### 자료 확인 문제
• a. HTTP와 HTTPS에 관한 글에 따르면 HTTP 통신이 기본으로 사용하는 포트는 몇 번인가?
• b. HTTP와 HTTPS에 관한 글에서 HTTP 통신에 보안 취약점이 있다고 보는 이유를 설명하시오.
• c. HTTP와 HTTPS에 관한 글을 마지막 문장 다음부터 이어서 써 보시오.

대부분의 사이트가 https로 시작하는데 https와 http의 차이가 무엇일까?
웹 페이지는 누구나 브라우저를 통해 손쉽고 접근하고 데이터 통신하여 여러 서비스를 이용할 수 있다. 반면, 쉽다는 것은 보안에 취약할 수 있다는 얘기일 수 있다.
웹 개발자로서 사용자가 웹 서비스를 안전하게 이용할 수 있도록 보안에 대해 고민해야 하는 것은 필수적이다. 그 첫 번째 웹 통신 보안이 적용된 https 통신과 SSL 인증서에 대해서 알아보았다.
HTTP와 HTTPS
HTTPS는 보안이 적용된다고는 하는데 HTTPS은 HTTP와 어떠한 점이 다를까?
HTTP
HTTP 통신은 우리가 익히 알고 있듯이 80 포트를 기본으로 통신하는 프로토콜이다. 데이터 송수신 시 암호화하지 않기 때문에 보안 취약점이 존재한다.

### 제시 항목
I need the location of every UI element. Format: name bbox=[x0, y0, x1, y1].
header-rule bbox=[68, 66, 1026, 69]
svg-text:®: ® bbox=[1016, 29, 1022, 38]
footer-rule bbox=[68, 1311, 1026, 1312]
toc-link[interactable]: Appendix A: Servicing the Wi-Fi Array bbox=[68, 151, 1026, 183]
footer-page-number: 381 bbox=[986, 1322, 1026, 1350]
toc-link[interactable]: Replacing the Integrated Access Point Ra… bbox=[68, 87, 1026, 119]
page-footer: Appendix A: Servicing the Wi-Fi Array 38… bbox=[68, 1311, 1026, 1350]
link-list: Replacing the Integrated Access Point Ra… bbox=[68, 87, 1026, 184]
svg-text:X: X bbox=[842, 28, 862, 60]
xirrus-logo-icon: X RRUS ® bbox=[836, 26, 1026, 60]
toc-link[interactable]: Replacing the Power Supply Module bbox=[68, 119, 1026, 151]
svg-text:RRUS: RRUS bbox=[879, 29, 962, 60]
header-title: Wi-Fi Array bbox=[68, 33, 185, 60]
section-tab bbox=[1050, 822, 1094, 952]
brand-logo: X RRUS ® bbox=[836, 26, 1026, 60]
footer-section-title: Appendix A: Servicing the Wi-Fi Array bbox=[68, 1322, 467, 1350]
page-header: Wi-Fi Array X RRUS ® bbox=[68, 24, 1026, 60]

### 문제 해답
• a. 80번 포트이다.

• b. HTTP는 데이터를 송수신할 때 암호화하지 않는다. 그래서 보안 취약점이 존재한다.

• c.
HTTPS
HTTP 프로토콜에 SSL 디지털 인증서를 레이어하여 통신하는 프로토콜이다. 80 포트가 아닌 443 포트를 사용하며 데이터 송수신 시 암호화되어 보안상 더욱 안전하다.
또, 구글 등의 검색 엔진이 대부분 HTTPS 프로토콜이 적용된 페이지를 우선 순위로 노출시키기 때문에 SEO에도 유리하다.
그럼 HTTP에 같이 포함하게 되는 SSL 디지털 인증서는 무엇이며 어떻게 동작하기에 보안을 강화할 수 있는 것일까?
SSL(TSL)
SSL은 공인된 3자 업체에서 보증하는 디지털 인증서이다. HTTP 프로토콜 사이에 이 인증서를 토대로 보안이 추가된 HTTPS 통신을 하게 된다.
그럼 SSL을 적용하여 통신이 어떻게 동작하는 것일까?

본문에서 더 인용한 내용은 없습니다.